Copy the lines holding the word "name", all of them.
═══ Records for this exercise ═══
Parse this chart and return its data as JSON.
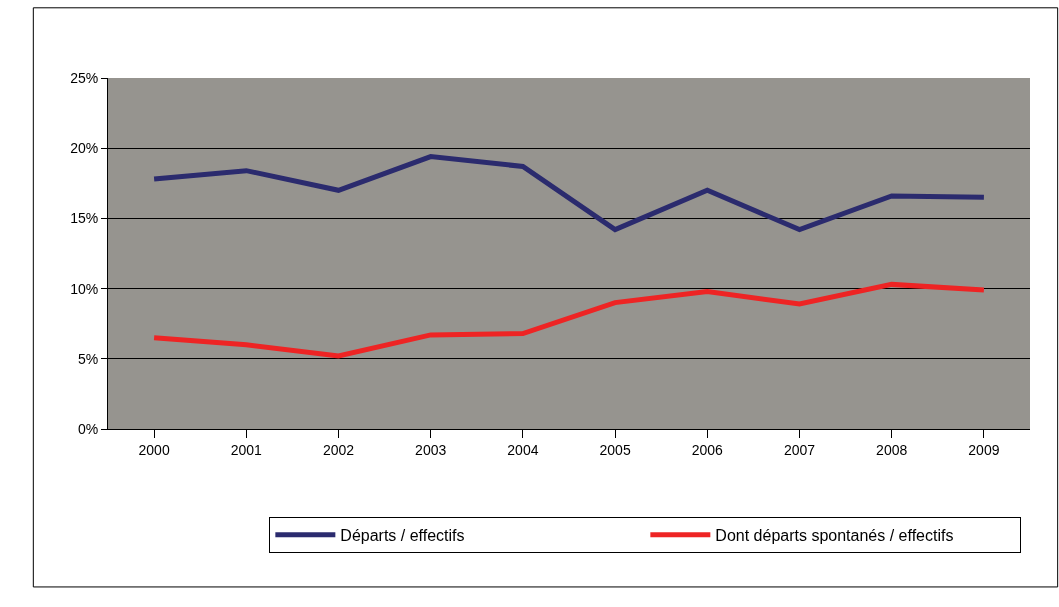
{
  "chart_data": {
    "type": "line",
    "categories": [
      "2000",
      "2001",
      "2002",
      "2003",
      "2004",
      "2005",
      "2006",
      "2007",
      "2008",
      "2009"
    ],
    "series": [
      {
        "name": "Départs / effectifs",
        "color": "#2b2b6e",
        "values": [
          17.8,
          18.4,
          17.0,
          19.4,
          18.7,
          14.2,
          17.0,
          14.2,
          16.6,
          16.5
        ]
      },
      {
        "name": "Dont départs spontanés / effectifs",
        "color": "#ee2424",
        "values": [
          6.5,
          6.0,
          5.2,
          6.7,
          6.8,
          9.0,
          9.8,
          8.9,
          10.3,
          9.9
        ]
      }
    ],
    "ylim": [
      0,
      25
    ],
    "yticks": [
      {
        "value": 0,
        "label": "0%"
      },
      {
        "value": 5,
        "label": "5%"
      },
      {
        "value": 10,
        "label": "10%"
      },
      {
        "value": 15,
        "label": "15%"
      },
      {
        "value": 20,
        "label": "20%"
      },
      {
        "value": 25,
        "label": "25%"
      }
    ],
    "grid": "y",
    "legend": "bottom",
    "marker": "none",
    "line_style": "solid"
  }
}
═══
═══ Records for this exercise ═══
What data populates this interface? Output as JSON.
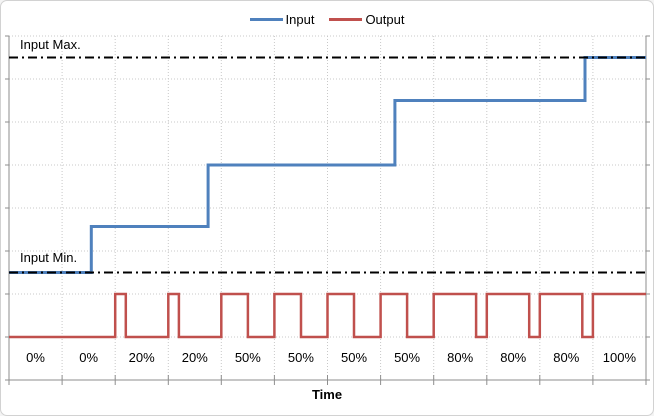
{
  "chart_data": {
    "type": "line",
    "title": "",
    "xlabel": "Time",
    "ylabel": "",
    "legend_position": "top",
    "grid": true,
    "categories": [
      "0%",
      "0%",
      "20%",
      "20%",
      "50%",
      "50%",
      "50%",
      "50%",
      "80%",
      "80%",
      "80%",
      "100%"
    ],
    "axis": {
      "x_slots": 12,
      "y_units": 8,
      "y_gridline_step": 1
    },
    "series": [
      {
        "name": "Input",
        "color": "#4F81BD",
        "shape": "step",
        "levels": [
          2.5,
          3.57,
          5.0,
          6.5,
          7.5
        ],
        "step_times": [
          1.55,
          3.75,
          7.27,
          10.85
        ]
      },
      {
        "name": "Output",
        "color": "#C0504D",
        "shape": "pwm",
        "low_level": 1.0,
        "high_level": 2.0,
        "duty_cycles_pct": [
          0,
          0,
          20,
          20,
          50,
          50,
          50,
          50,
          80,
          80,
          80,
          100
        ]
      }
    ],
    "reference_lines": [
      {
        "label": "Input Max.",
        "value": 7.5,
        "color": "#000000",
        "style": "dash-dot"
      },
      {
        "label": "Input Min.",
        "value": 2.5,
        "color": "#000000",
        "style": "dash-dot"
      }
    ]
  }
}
═══
Solution
        "name": "Départs / effectifs",
        "name": "Dont départs spontanés / effectifs",
        "name": "Input",
        "name": "Output",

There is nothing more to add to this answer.